• [DATASET EXTRACT]:

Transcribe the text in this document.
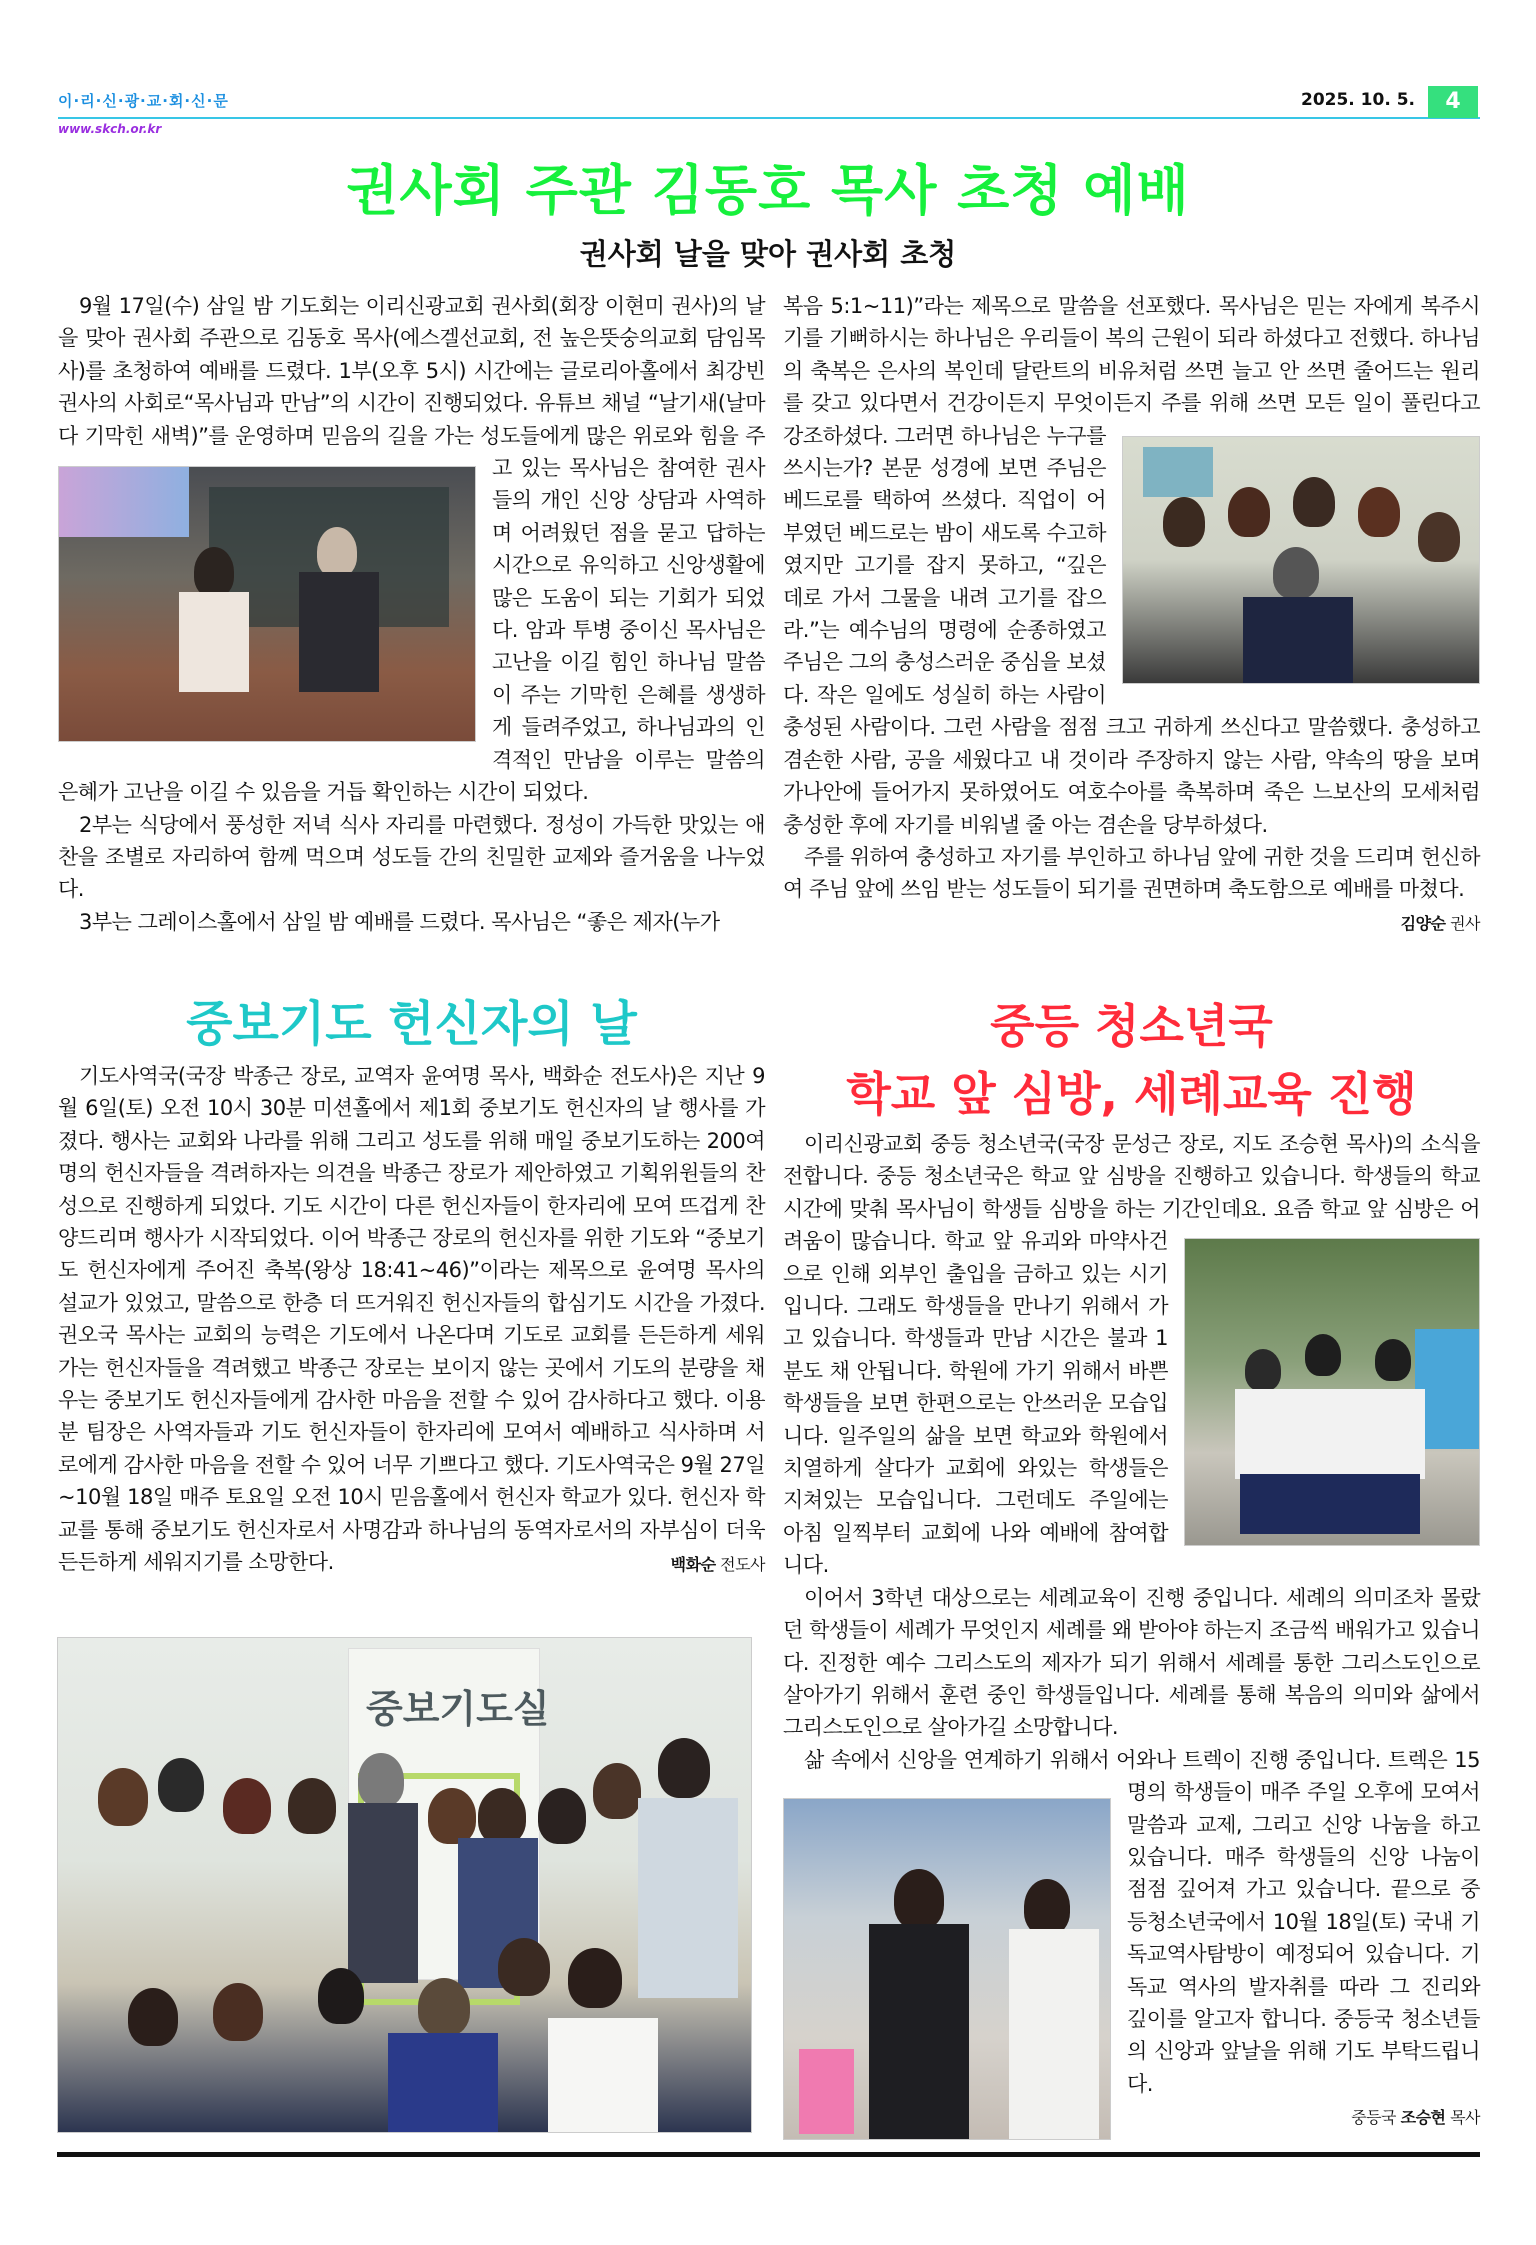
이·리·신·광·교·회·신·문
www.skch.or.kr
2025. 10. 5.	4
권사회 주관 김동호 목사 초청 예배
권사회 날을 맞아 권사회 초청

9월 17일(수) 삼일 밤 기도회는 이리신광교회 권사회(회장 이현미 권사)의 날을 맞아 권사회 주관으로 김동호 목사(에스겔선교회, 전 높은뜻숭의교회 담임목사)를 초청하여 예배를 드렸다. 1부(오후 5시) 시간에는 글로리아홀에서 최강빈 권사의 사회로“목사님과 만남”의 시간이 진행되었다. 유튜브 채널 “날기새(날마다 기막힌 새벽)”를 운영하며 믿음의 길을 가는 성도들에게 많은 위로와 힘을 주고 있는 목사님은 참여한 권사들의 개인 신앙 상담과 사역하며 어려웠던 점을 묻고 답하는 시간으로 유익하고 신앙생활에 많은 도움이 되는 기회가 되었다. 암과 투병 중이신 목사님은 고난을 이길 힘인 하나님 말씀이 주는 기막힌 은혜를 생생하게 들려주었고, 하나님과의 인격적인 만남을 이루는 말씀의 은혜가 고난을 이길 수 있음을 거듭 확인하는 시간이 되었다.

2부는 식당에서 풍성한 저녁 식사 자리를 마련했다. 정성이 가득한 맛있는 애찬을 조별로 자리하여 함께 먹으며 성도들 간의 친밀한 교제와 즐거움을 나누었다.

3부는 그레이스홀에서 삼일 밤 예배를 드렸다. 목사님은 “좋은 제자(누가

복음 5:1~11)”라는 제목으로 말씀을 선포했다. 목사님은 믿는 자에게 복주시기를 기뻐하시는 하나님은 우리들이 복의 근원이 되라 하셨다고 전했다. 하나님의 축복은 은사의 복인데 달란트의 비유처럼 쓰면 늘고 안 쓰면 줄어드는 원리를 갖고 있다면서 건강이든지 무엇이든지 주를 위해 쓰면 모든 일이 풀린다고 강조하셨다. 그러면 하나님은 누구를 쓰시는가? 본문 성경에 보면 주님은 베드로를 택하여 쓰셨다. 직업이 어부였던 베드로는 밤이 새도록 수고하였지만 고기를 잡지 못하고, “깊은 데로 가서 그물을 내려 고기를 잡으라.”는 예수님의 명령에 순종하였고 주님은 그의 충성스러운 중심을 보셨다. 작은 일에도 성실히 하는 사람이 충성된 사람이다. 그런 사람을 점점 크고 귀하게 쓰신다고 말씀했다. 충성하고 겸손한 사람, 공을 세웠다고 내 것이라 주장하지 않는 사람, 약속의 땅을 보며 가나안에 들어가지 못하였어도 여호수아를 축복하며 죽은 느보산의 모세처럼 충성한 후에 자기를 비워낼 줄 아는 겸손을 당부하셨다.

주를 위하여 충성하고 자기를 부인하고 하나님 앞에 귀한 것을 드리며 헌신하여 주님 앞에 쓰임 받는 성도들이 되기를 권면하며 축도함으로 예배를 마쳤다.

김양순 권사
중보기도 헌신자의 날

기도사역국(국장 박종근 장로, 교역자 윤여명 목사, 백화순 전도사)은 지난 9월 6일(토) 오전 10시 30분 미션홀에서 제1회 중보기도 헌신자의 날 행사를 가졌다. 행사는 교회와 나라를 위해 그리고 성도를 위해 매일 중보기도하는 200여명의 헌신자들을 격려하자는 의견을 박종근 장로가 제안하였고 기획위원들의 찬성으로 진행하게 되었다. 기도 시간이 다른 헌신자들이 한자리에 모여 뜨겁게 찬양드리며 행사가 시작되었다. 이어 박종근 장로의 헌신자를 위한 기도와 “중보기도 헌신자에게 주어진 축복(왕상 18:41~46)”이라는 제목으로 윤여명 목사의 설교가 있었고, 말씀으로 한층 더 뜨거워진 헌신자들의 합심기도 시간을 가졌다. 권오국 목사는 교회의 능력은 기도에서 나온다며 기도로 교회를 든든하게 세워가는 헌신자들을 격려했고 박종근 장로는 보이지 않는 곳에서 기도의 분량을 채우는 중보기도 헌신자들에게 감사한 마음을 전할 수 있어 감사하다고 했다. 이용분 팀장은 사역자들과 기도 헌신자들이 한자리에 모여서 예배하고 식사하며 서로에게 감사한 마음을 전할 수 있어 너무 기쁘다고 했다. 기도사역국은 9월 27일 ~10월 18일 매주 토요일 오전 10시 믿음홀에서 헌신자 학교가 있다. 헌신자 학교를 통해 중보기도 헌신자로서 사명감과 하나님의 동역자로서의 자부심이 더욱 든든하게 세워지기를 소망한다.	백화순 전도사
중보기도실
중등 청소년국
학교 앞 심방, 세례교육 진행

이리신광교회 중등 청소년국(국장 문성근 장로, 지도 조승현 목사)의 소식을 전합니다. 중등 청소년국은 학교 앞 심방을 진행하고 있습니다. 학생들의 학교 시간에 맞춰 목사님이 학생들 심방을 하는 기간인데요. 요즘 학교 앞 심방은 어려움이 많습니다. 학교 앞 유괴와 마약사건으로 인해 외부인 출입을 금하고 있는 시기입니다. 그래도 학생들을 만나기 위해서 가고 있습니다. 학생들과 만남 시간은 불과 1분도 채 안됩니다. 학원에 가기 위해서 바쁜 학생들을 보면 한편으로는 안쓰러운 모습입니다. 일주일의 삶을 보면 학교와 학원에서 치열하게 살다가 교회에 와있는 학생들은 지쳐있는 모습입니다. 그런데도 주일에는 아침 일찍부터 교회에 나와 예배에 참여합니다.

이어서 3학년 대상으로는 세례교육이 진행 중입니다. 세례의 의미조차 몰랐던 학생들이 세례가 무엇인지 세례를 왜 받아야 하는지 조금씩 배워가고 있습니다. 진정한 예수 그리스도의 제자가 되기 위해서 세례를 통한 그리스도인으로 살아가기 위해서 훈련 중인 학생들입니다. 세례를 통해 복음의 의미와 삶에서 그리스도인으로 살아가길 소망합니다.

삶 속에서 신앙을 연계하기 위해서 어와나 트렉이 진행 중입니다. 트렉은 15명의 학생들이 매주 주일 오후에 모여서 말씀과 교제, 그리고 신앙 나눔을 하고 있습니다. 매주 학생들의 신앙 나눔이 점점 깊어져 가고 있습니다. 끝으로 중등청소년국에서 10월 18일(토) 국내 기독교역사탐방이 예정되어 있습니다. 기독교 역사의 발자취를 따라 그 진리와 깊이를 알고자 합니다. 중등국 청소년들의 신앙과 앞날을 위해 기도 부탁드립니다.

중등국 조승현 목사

...

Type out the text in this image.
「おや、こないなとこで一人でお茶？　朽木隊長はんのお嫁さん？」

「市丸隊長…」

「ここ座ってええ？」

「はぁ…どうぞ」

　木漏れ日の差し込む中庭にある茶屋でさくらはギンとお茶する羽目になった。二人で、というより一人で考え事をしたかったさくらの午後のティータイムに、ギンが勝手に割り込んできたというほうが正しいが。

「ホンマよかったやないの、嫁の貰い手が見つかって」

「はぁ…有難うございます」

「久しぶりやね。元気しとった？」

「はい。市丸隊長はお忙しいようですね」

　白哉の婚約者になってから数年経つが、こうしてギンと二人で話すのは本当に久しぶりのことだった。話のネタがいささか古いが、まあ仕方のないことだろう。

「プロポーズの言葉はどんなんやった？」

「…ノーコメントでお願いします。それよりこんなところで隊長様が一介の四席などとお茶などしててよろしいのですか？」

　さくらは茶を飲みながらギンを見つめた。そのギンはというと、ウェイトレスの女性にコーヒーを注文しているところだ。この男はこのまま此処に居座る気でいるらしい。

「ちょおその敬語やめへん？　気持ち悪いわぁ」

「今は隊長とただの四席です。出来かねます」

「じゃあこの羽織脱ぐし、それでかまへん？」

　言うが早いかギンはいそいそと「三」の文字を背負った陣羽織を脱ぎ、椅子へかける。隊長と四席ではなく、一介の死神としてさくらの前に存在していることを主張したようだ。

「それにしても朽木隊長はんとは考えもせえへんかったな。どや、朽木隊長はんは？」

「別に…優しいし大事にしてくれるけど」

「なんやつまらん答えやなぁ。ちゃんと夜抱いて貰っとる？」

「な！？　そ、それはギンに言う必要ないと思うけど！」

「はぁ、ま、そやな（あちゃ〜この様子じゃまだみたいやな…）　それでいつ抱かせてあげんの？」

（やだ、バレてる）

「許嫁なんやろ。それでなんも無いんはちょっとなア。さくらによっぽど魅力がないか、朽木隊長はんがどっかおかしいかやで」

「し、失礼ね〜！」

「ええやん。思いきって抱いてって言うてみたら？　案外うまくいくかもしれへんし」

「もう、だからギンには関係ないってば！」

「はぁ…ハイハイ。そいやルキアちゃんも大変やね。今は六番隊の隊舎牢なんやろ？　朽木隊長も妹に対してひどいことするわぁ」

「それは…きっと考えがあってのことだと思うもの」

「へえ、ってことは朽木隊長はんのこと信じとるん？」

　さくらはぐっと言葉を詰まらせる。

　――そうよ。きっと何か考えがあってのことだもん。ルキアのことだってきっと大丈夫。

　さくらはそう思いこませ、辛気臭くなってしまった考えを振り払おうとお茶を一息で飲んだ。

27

• [INSTRUCTION]: Where a line in the material above holds "중입니다", copy that line.

• [ANSWER TO THE EXERCISE]:
이어서 3학년 대상으로는 세례교육이 진행 중입니다. 세례의 의미조차 몰랐던 학생들이 세례가 무엇인지 세례를 왜 받아야 하는지 조금씩 배워가고 있습니다. 진정한 예수 그리스도의 제자가 되기 위해서 세례를 통한 그리스도인으로 살아가기 위해서 훈련 중인 학생들입니다. 세례를 통해 복음의 의미와 삶에서 그리스도인으로 살아가길 소망합니다.
삶 속에서 신앙을 연계하기 위해서 어와나 트렉이 진행 중입니다. 트렉은 15명의 학생들이 매주 주일 오후에 모여서 말씀과 교제, 그리고 신앙 나눔을 하고 있습니다. 매주 학생들의 신앙 나눔이 점점 깊어져 가고 있습니다. 끝으로 중등청소년국에서 10월 18일(토) 국내 기독교역사탐방이 예정되어 있습니다. 기독교 역사의 발자취를 따라 그 진리와 깊이를 알고자 합니다. 중등국 청소년들의 신앙과 앞날을 위해 기도 부탁드립니다.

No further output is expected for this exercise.